## GIVEN TASK:
Note each line where "bridge" appears, and copy it.

____ DATA SHOWN

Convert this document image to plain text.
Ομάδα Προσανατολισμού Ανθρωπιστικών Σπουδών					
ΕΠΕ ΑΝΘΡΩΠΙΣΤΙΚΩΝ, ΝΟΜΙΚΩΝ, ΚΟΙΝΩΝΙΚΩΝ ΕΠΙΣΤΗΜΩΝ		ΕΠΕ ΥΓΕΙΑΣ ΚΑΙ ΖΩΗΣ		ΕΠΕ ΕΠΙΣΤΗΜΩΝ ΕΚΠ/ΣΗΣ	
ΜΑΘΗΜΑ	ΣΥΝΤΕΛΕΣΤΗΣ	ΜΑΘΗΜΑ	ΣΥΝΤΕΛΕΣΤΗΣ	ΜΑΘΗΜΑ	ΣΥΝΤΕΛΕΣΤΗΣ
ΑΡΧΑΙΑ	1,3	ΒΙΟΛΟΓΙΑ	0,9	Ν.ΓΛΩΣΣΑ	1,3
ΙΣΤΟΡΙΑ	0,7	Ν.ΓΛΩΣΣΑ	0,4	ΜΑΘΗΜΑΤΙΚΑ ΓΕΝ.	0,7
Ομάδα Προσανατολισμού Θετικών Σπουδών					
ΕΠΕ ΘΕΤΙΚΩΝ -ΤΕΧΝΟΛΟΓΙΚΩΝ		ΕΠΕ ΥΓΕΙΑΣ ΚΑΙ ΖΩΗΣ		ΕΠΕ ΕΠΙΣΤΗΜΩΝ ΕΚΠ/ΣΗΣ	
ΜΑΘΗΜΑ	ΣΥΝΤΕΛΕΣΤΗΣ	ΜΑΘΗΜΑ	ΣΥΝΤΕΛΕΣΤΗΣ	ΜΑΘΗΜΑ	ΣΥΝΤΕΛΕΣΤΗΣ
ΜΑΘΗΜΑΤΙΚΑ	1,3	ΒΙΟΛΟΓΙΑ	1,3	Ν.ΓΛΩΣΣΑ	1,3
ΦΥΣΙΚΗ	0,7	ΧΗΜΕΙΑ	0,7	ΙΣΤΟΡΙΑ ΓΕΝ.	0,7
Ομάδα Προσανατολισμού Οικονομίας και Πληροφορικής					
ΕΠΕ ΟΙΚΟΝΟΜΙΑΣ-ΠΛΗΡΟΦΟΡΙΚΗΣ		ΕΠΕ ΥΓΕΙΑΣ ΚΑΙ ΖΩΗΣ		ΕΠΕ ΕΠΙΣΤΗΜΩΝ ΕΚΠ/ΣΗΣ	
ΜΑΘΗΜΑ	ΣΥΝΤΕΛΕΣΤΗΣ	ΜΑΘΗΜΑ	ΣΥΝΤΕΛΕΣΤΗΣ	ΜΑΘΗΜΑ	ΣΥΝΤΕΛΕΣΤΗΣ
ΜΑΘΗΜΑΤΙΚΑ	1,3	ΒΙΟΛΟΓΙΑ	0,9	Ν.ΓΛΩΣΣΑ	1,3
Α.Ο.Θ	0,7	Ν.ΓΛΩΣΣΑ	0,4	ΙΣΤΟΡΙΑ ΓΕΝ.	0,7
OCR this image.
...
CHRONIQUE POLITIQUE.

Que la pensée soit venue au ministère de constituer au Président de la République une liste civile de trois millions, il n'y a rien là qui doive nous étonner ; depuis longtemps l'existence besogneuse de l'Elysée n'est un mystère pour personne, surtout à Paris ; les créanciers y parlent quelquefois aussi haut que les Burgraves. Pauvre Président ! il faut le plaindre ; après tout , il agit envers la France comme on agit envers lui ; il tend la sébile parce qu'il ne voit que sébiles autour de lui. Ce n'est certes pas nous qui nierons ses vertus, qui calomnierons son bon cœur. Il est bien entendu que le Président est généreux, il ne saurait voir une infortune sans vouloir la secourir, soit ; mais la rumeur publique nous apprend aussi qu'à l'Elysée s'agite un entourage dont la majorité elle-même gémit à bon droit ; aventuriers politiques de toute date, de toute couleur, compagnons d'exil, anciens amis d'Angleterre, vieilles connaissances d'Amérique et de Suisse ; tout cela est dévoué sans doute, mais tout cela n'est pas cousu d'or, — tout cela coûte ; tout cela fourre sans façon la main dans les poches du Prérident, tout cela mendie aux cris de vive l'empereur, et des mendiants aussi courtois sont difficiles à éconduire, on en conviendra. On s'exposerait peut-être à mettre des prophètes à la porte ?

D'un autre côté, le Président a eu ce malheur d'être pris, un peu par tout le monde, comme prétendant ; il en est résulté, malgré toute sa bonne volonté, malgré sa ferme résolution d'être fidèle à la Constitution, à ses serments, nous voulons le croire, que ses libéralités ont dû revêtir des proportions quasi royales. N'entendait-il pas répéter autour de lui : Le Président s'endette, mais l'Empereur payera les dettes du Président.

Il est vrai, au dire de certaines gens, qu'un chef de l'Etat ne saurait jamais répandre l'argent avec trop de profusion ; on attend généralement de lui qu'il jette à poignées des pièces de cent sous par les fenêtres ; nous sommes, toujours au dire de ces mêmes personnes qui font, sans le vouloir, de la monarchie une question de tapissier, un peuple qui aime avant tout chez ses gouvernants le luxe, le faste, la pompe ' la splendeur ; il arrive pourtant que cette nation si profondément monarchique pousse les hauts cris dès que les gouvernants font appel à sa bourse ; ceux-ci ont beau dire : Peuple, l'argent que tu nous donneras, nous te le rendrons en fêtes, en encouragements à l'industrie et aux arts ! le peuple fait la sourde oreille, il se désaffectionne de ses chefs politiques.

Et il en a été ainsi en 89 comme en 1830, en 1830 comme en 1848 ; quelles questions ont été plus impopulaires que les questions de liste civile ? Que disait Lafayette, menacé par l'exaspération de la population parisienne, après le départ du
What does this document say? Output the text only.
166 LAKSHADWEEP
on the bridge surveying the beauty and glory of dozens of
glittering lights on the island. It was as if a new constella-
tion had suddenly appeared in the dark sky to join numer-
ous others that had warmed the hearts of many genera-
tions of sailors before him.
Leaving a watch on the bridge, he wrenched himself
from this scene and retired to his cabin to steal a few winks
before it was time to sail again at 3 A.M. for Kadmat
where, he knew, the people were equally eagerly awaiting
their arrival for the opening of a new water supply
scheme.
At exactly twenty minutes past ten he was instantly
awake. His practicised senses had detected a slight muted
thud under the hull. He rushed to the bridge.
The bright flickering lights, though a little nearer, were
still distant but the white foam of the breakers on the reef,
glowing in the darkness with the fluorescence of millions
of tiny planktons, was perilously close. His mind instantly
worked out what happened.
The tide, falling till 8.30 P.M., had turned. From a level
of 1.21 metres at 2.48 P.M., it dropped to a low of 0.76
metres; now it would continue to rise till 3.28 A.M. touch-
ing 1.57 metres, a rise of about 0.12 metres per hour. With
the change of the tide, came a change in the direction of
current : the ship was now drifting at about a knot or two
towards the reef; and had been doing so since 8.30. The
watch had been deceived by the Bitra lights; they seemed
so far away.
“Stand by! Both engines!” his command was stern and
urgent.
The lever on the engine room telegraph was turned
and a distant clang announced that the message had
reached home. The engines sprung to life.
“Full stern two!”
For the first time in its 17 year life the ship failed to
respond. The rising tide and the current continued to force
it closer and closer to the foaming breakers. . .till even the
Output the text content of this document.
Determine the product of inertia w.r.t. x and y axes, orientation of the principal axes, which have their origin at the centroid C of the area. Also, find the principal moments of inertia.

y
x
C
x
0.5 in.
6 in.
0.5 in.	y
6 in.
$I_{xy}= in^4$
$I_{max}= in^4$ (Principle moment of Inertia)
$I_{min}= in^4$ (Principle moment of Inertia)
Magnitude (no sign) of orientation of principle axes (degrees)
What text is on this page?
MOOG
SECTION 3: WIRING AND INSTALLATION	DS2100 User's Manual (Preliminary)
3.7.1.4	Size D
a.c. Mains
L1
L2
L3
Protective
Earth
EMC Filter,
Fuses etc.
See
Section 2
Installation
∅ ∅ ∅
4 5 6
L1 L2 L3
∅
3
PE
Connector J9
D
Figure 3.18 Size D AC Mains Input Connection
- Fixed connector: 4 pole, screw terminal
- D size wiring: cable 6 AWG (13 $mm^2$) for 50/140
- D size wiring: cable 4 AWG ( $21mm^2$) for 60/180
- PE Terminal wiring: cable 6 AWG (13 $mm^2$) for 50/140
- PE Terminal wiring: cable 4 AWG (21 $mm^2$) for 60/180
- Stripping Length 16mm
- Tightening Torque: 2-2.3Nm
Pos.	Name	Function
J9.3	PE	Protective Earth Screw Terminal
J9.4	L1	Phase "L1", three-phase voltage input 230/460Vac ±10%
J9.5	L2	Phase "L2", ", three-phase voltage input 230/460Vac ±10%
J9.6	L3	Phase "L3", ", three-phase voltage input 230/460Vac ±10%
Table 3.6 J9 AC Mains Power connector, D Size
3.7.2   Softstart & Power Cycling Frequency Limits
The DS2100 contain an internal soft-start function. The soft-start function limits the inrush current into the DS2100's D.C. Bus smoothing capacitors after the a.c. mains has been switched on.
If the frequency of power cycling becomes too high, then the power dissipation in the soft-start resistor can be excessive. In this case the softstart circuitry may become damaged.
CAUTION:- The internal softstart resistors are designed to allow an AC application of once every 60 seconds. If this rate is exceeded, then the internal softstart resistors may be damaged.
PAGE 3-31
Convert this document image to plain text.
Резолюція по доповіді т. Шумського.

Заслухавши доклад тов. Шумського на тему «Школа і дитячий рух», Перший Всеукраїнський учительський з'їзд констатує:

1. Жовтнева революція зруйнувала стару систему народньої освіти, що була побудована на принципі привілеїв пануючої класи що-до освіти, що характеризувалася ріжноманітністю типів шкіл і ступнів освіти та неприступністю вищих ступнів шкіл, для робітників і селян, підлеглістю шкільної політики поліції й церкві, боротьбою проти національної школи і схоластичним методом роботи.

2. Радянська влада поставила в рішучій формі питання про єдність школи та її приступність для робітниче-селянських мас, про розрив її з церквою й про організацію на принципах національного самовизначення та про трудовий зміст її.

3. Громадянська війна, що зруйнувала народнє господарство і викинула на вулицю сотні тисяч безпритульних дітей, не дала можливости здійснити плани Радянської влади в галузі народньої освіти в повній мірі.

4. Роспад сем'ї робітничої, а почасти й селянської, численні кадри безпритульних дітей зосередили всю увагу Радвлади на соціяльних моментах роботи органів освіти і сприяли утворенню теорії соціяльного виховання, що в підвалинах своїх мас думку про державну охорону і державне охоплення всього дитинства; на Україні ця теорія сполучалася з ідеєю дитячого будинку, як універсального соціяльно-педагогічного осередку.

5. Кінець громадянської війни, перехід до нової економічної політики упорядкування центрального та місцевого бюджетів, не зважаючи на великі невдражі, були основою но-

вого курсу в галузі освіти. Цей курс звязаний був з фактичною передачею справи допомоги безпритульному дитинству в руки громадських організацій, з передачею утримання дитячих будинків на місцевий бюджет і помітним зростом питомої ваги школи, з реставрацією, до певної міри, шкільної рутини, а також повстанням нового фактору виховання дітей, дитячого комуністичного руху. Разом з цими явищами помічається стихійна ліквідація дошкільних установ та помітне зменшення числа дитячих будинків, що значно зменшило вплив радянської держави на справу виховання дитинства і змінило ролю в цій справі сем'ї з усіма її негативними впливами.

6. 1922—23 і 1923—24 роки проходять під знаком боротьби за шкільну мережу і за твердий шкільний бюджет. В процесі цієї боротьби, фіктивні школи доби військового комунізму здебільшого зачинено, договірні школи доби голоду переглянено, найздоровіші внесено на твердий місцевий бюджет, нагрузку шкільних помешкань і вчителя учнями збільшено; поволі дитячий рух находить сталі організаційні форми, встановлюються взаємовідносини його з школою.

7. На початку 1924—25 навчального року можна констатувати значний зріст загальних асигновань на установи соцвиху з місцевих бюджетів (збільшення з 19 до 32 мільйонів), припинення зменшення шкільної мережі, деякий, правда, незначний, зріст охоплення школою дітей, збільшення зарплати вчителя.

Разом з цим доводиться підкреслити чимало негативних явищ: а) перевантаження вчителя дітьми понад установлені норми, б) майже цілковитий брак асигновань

________

## RESPONSE TO THE TASK:
on the bridge surveying the beauty and glory of dozens of
Leaving a watch on the bridge, he wrenched himself
thud under the hull. He rushed to the bridge.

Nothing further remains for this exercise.